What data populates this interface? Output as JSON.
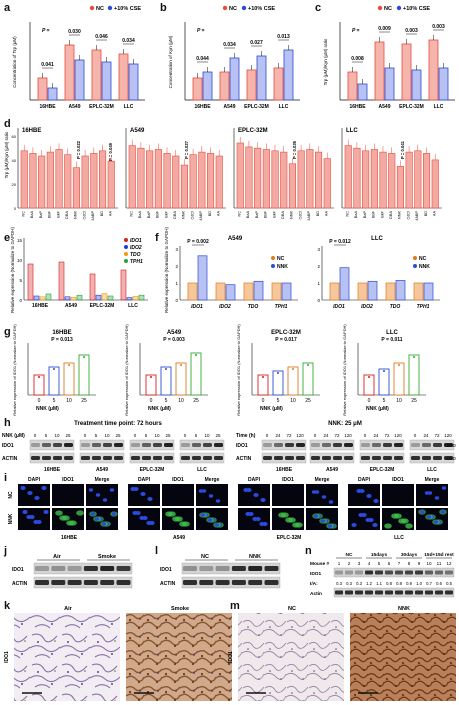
{
  "panel_labels": [
    "a",
    "b",
    "c",
    "d",
    "e",
    "f",
    "g",
    "h",
    "i",
    "j",
    "k",
    "l",
    "m",
    "n"
  ],
  "colors": {
    "nc": "#e74c3c",
    "cse": "#2d4bd6",
    "ido1": "#d61f1f",
    "ido2": "#1f3ad6",
    "tdo": "#f29b0c",
    "tph1": "#27a33a",
    "green": "#33aa33",
    "orange": "#e07b22",
    "blue": "#2d4bd6",
    "red": "#d61f1f",
    "ihc_brown": "#a86a3d",
    "ihc_bg": "#e8e2ea"
  },
  "legend_abc": {
    "nc": "NC",
    "cse": "+10% CSE"
  },
  "cells": [
    "16HBE",
    "A549",
    "EPLC-32M",
    "LLC"
  ],
  "panel_a": {
    "ylabel": "Concentration of Trp (μM)",
    "p_label": "P =",
    "pvals": [
      "0.041",
      "0.030",
      "0.046",
      "0.034"
    ]
  },
  "panel_b": {
    "ylabel": "Concentration of Kyn (μM)",
    "p_label": "P =",
    "pvals": [
      "0.044",
      "0.034",
      "0.027",
      "0.013"
    ]
  },
  "panel_c": {
    "ylabel": "Trp (μM)/Kyn (μM) ratio",
    "p_label": "P =",
    "pvals": [
      "0.008",
      "0.009",
      "0.003",
      "0.003"
    ]
  },
  "panel_d": {
    "ylabel": "Trp (μM)/Kyn (μM) ratio",
    "ticks": [
      "0",
      "20",
      "40",
      "60"
    ],
    "treatments": [
      "NC",
      "BaA",
      "BaP",
      "BbF",
      "BkF",
      "DBA",
      "NNK",
      "CdCl",
      "4ABP",
      "BD",
      "AA"
    ],
    "titles": [
      "16HBE",
      "A549",
      "EPLC-32M",
      "LLC"
    ],
    "p_label": "P =",
    "pvals": [
      "0.022",
      "0.049",
      "0.027",
      "0.035",
      "0.041"
    ]
  },
  "panel_e": {
    "ylabel": "Relative expression (Normalize to GAPDH)",
    "legend": [
      "IDO1",
      "IDO2",
      "TDO",
      "TPH1"
    ],
    "ticks": [
      "0",
      "5",
      "10",
      "15"
    ]
  },
  "panel_f": {
    "ylabel": "Relative expression (Normalize to GAPDH)",
    "titles": [
      "A549",
      "LLC"
    ],
    "legend": [
      "NC",
      "NNK"
    ],
    "genes": [
      "IDO1",
      "IDO2",
      "TDO",
      "TPH1"
    ],
    "pvals": [
      "P = 0.002",
      "P = 0.012"
    ],
    "ticks": [
      "0",
      "1",
      "2",
      "3"
    ]
  },
  "panel_g": {
    "ylabel": "Relative expression of IDO1 (Normalize to GAPDH)",
    "titles": [
      "16HBE",
      "A549",
      "EPLC-32M",
      "LLC"
    ],
    "pvals": [
      "P = 0.013",
      "P = 0.003",
      "P = 0.017",
      "P = 0.011"
    ],
    "xticks": [
      "0",
      "5",
      "10",
      "25"
    ],
    "xlabel": "NNK (μM)"
  },
  "panel_h": {
    "title_left": "Treatment time point: 72 hours",
    "title_right": "NNK: 25 μM",
    "row_labels": [
      "IDO1",
      "ACTIN"
    ],
    "nnk_label": "NNK (μM)",
    "nnk_values": [
      "0",
      "5",
      "10",
      "25"
    ],
    "time_label": "Time (h)",
    "time_values": [
      "0",
      "24",
      "72",
      "120"
    ],
    "kda": [
      "45kD",
      "42kD"
    ],
    "cells": [
      "16HBE",
      "A549",
      "EPLC-32M",
      "LLC"
    ]
  },
  "panel_i": {
    "channels": [
      "DAPI",
      "IDO1",
      "Merge"
    ],
    "rows": [
      "NC",
      "NNK"
    ],
    "cells": [
      "16HBE",
      "A549",
      "EPLC-32M",
      "LLC"
    ]
  },
  "panel_j": {
    "groups": [
      "Air",
      "Smoke"
    ],
    "rows": [
      "IDO1",
      "ACTIN"
    ]
  },
  "panel_l": {
    "groups": [
      "NC",
      "NNK"
    ],
    "rows": [
      "IDO1",
      "ACTIN"
    ]
  },
  "panel_n": {
    "groups": [
      "NC",
      "15days",
      "30days",
      "15d+15d rest"
    ],
    "mouse_label": "Mouse #",
    "mice": [
      "1",
      "2",
      "3",
      "4",
      "5",
      "6",
      "7",
      "8",
      "9",
      "10",
      "11",
      "12"
    ],
    "rows": [
      "IDO1",
      "I/A:",
      "Actin"
    ],
    "ratios": [
      "0.3",
      "0.3",
      "0.3",
      "1.2",
      "1.1",
      "0.8",
      "0.8",
      "0.9",
      "1.0",
      "0.7",
      "0.6",
      "0.5"
    ]
  },
  "panel_k": {
    "titles": [
      "Air",
      "Smoke"
    ],
    "ylabel": "IDO1"
  },
  "panel_m": {
    "titles": [
      "NC",
      "NNK"
    ],
    "ylabel": "IDO1"
  }
}
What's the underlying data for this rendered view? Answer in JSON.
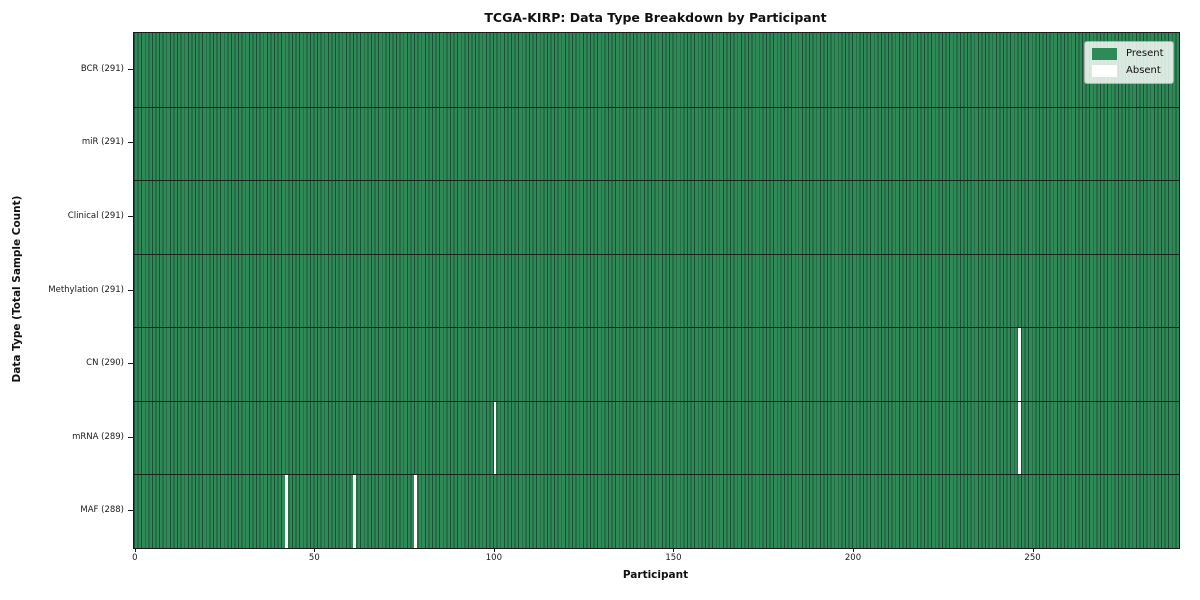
{
  "chart_data": {
    "type": "heatmap",
    "title": "TCGA-KIRP: Data Type Breakdown by Participant",
    "xlabel": "Participant",
    "ylabel": "Data Type (Total Sample Count)",
    "n_participants": 291,
    "xlim": [
      -0.5,
      290.5
    ],
    "x_ticks": [
      0,
      50,
      100,
      150,
      200,
      250
    ],
    "rows": [
      {
        "label": "BCR (291)",
        "total": 291,
        "absent_participants": []
      },
      {
        "label": "miR (291)",
        "total": 291,
        "absent_participants": []
      },
      {
        "label": "Clinical (291)",
        "total": 291,
        "absent_participants": []
      },
      {
        "label": "Methylation (291)",
        "total": 291,
        "absent_participants": []
      },
      {
        "label": "CN (290)",
        "total": 290,
        "absent_participants": [
          246
        ]
      },
      {
        "label": "mRNA (289)",
        "total": 289,
        "absent_participants": [
          100,
          246
        ]
      },
      {
        "label": "MAF (288)",
        "total": 288,
        "absent_participants": [
          42,
          61,
          78
        ]
      }
    ],
    "legend": [
      {
        "label": "Present",
        "color": "#2e8b57"
      },
      {
        "label": "Absent",
        "color": "#ffffff"
      }
    ],
    "colors": {
      "present": "#2e8b57",
      "bar_edge": "#1d4e35",
      "absent": "#ffffff",
      "separator": "#17231c"
    },
    "legend_position": "upper right",
    "grid": false
  }
}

------------------------------------------------------------------------

→ WHAT THIS TASK INVOLVES:
When you reach the line containing "What's the underlying" in the records above, write out that line and every line after it through the end, exactly, but omit the pictures.

→ ANSWER BOX:
What's the underlying data for this rendered view? Answer in JSON.
{
  "chart_data": {
    "type": "heatmap",
    "title": "TCGA-KIRP: Data Type Breakdown by Participant",
    "xlabel": "Participant",
    "ylabel": "Data Type (Total Sample Count)",
    "n_participants": 291,
    "xlim": [
      -0.5,
      290.5
    ],
    "x_ticks": [
      0,
      50,
      100,
      150,
      200,
      250
    ],
    "rows": [
      {
        "label": "BCR (291)",
        "total": 291,
        "absent_participants": []
      },
      {
        "label": "miR (291)",
        "total": 291,
        "absent_participants": []
      },
      {
        "label": "Clinical (291)",
        "total": 291,
        "absent_participants": []
      },
      {
        "label": "Methylation (291)",
        "total": 291,
        "absent_participants": []
      },
      {
        "label": "CN (290)",
        "total": 290,
        "absent_participants": [
          246
        ]
      },
      {
        "label": "mRNA (289)",
        "total": 289,
        "absent_participants": [
          100,
          246
        ]
      },
      {
        "label": "MAF (288)",
        "total": 288,
        "absent_participants": [
          42,
          61,
          78
        ]
      }
    ],
    "legend": [
      {
        "label": "Present",
        "color": "#2e8b57"
      },
      {
        "label": "Absent",
        "color": "#ffffff"
      }
    ],
    "colors": {
      "present": "#2e8b57",
      "bar_edge": "#1d4e35",
      "absent": "#ffffff",
      "separator": "#17231c"
    },
    "legend_position": "upper right",
    "grid": false
  }
}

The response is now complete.